Data entries
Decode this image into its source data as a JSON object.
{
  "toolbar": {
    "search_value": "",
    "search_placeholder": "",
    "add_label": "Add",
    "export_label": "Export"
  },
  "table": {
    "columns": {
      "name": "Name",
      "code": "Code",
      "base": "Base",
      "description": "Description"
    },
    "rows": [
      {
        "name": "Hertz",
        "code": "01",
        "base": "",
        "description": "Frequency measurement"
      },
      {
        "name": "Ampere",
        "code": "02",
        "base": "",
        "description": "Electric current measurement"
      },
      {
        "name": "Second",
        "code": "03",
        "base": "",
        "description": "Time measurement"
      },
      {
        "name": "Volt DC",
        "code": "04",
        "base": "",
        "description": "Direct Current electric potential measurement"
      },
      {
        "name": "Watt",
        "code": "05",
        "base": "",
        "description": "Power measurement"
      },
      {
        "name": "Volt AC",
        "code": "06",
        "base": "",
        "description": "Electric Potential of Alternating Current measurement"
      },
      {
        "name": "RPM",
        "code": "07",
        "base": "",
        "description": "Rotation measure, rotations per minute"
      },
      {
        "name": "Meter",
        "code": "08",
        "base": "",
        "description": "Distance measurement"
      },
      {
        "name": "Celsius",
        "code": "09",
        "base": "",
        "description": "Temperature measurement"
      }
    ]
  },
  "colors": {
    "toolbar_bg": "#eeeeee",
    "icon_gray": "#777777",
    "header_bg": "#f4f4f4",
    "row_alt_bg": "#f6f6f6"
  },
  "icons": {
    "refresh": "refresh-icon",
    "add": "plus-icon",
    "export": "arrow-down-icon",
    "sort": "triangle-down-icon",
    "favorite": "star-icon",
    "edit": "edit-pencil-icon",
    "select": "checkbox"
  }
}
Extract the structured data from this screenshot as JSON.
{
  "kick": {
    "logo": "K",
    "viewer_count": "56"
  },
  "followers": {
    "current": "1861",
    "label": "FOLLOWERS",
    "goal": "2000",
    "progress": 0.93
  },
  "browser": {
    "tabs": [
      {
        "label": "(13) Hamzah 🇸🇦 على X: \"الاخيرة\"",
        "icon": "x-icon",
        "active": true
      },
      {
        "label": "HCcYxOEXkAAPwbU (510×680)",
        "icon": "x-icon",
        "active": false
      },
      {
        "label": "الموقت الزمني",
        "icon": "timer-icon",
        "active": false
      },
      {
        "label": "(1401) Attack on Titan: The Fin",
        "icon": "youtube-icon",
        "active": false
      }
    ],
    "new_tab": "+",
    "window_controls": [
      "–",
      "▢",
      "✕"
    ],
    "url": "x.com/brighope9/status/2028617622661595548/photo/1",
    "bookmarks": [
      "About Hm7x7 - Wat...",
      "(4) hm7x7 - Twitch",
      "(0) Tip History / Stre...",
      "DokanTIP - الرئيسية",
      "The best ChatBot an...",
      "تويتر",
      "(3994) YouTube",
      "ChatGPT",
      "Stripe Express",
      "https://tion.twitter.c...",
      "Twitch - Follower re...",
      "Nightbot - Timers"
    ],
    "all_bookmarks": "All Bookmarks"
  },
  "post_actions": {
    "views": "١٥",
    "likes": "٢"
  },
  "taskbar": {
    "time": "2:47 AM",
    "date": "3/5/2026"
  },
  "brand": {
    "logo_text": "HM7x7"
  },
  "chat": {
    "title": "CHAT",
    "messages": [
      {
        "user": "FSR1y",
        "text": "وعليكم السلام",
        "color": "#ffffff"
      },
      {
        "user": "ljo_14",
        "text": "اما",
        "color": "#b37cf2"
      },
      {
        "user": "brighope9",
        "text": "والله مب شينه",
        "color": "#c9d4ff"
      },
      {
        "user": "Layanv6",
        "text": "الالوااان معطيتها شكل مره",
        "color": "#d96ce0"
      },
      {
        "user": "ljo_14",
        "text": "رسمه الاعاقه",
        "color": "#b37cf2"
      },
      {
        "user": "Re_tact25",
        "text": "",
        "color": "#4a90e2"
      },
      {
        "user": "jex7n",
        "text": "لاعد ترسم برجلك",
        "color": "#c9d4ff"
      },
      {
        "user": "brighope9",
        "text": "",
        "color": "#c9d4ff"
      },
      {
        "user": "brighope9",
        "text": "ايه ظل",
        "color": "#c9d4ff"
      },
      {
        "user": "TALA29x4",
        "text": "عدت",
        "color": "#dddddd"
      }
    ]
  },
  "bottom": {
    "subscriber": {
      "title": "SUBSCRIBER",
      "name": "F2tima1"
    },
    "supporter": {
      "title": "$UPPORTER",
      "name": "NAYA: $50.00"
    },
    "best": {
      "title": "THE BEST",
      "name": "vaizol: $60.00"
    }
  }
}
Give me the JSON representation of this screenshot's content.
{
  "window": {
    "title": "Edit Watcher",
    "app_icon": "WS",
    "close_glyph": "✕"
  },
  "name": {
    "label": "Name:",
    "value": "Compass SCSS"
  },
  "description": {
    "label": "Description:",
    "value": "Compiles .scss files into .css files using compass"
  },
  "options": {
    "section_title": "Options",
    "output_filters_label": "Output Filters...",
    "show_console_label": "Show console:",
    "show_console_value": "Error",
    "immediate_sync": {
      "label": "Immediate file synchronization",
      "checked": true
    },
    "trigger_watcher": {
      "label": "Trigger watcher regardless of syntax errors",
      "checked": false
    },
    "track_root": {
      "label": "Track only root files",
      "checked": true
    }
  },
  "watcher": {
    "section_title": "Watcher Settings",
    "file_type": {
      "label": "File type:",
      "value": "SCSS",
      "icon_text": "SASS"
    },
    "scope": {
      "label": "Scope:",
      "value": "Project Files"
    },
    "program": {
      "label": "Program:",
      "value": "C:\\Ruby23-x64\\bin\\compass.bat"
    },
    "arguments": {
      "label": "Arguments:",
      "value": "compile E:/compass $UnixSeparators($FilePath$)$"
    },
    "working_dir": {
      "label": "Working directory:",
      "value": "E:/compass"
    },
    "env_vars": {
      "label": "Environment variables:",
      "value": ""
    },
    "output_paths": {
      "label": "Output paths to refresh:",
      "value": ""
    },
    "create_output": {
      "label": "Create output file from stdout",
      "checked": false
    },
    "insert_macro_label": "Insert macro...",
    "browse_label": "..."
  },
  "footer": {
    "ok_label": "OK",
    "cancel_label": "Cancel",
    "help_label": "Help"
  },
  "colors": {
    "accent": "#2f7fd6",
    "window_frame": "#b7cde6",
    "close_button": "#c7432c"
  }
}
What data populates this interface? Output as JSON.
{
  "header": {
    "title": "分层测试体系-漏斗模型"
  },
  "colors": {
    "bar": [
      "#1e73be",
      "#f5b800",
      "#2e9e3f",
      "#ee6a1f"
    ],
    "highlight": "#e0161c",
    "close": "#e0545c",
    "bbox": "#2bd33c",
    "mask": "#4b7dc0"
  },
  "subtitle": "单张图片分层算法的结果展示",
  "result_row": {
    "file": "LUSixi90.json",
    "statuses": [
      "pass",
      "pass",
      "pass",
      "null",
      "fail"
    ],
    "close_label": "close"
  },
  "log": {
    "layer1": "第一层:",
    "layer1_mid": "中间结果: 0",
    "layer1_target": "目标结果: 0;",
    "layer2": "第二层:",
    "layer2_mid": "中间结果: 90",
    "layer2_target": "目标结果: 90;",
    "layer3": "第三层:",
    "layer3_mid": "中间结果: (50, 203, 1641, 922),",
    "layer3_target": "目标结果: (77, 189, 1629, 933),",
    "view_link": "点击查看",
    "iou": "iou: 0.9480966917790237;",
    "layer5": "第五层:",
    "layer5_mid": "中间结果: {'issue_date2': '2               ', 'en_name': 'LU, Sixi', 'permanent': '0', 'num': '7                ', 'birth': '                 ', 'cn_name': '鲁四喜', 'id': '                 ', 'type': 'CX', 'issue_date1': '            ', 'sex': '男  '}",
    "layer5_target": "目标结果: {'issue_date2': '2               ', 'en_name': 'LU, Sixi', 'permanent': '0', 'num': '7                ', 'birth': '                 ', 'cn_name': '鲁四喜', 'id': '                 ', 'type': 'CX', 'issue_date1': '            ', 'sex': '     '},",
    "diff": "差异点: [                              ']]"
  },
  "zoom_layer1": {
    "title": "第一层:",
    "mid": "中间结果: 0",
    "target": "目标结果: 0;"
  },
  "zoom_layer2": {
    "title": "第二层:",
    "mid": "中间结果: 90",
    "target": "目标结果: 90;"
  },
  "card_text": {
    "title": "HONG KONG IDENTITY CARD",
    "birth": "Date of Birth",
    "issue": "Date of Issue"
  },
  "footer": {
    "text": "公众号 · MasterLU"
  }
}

◆ **Problem requirements**
Filter the entries down to the lines with the word "this" in them.

◆ **Complete answer**
Decode this image into its source data as a JSON object.
Extract the structured data from this screenshot as JSON.
Give me the JSON representation of this screenshot's content.
What data populates this interface? Output as JSON.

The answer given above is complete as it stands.